Data to use:
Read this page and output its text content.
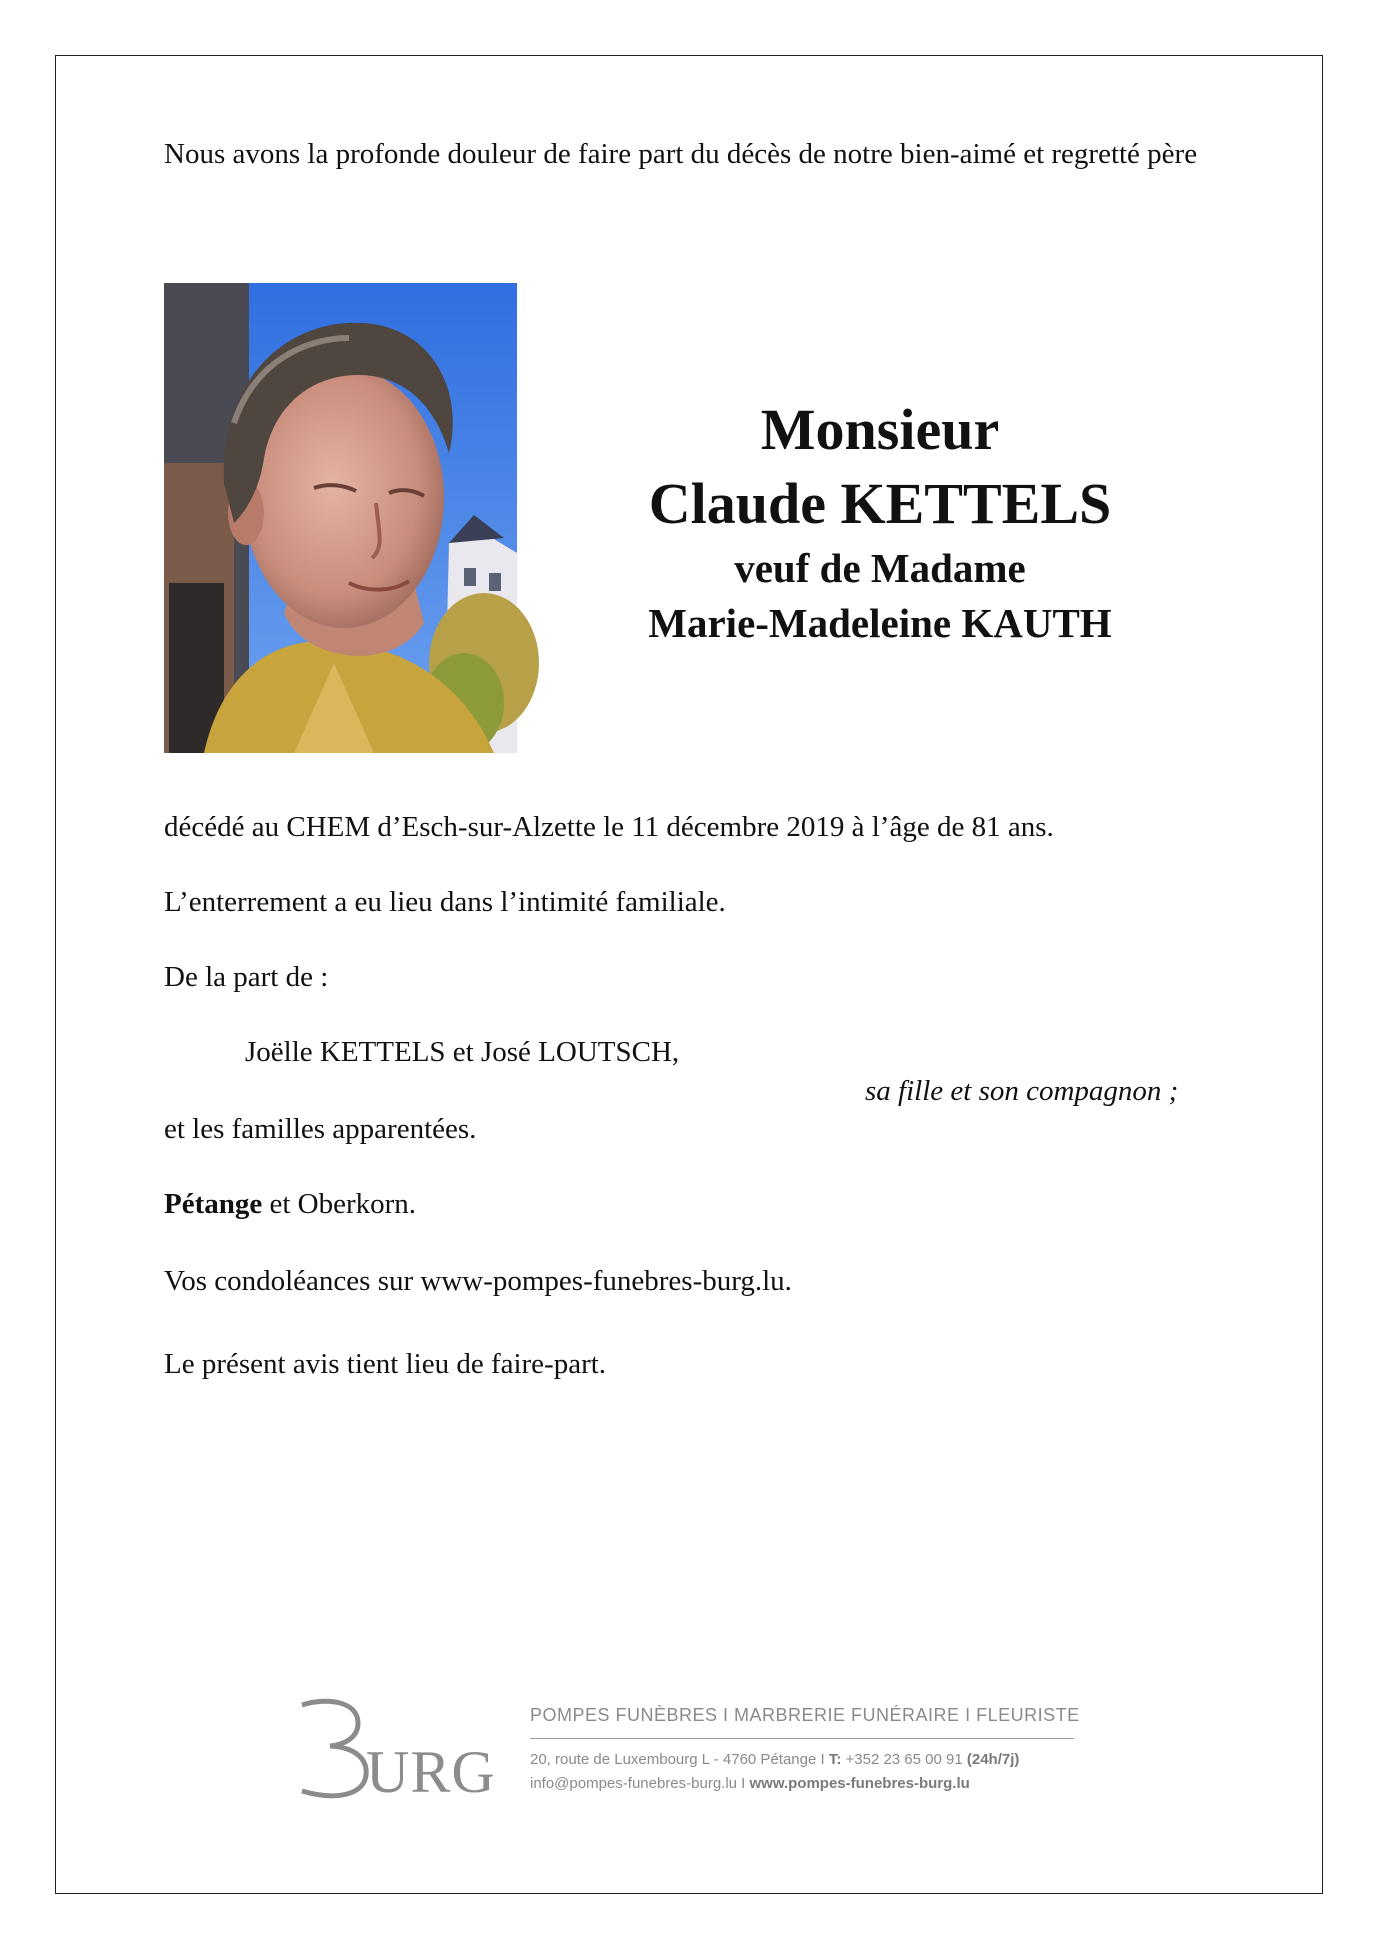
Nous avons la profonde douleur de faire part du décès de notre bien-aimé et regretté père

Monsieur

Claude KETTELS

veuf de Madame

Marie-Madeleine KAUTH

décédé au CHEM d’Esch-sur-Alzette le 11 décembre 2019 à l’âge de 81 ans.

L’enterrement a eu lieu dans l’intimité familiale.

De la part de :

Joëlle KETTELS et José LOUTSCH,

sa fille et son compagnon ;

et les familles apparentées.

Pétange et Oberkorn.

Vos condoléances sur www-pompes-funebres-burg.lu.

Le présent avis tient lieu de faire-part.

URG
POMPES FUNÈBRES I MARBRERIE FUNÉRAIRE I FLEURISTE
20, route de Luxembourg L - 4760 Pétange I T: +352 23 65 00 91 (24h/7j)
info@pompes-funebres-burg.lu I www.pompes-funebres-burg.lu
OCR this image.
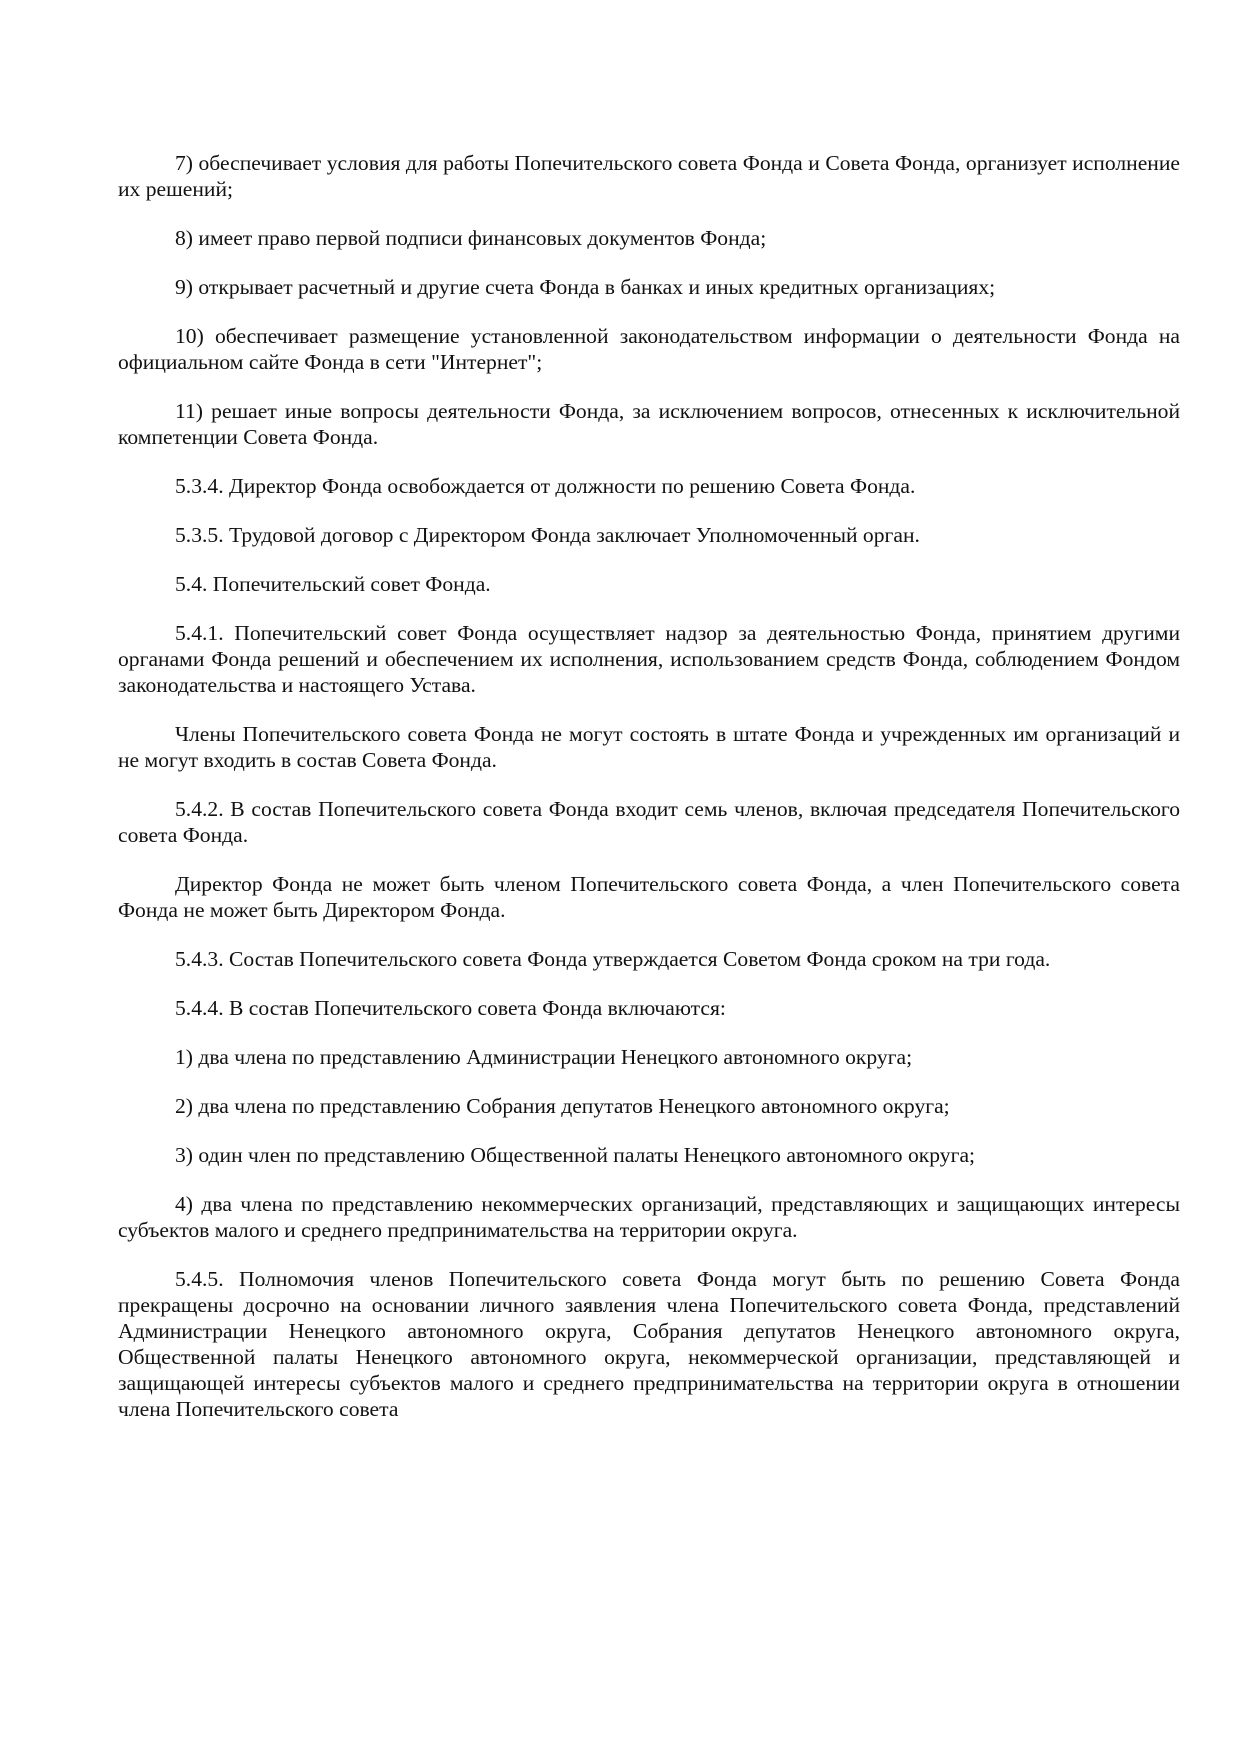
7) обеспечивает условия для работы Попечительского совета Фонда и Совета Фонда, организует исполнение их решений;

8) имеет право первой подписи финансовых документов Фонда;

9) открывает расчетный и другие счета Фонда в банках и иных кредитных организациях;

10) обеспечивает размещение установленной законодательством информации о деятельности Фонда на официальном сайте Фонда в сети "Интернет";

11) решает иные вопросы деятельности Фонда, за исключением вопросов, отнесенных к исключительной компетенции Совета Фонда.

5.3.4. Директор Фонда освобождается от должности по решению Совета Фонда.

5.3.5. Трудовой договор с Директором Фонда заключает Уполномоченный орган.

5.4. Попечительский совет Фонда.

5.4.1. Попечительский совет Фонда осуществляет надзор за деятельностью Фонда, принятием другими органами Фонда решений и обеспечением их исполнения, использованием средств Фонда, соблюдением Фондом законодательства и настоящего Устава.

Члены Попечительского совета Фонда не могут состоять в штате Фонда и учрежденных им организаций и не могут входить в состав Совета Фонда.

5.4.2. В состав Попечительского совета Фонда входит семь членов, включая председателя Попечительского совета Фонда.

Директор Фонда не может быть членом Попечительского совета Фонда, а член Попечительского совета Фонда не может быть Директором Фонда.

5.4.3. Состав Попечительского совета Фонда утверждается Советом Фонда сроком на три года.

5.4.4. В состав Попечительского совета Фонда включаются:

1) два члена по представлению Администрации Ненецкого автономного округа;

2) два члена по представлению Собрания депутатов Ненецкого автономного округа;

3) один член по представлению Общественной палаты Ненецкого автономного округа;

4) два члена по представлению некоммерческих организаций, представляющих и защищающих интересы субъектов малого и среднего предпринимательства на территории округа.

5.4.5. Полномочия членов Попечительского совета Фонда могут быть по решению Совета Фонда прекращены досрочно на основании личного заявления члена Попечительского совета Фонда, представлений Администрации Ненецкого автономного округа, Собрания депутатов Ненецкого автономного округа, Общественной палаты Ненецкого автономного округа, некоммерческой организации, представляющей и защищающей интересы субъектов малого и среднего предпринимательства на территории округа в отношении члена Попечительского совета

Request:
State how many lines of the listing above hold the word "Попечительский", with nothing but the number.

The solution:
2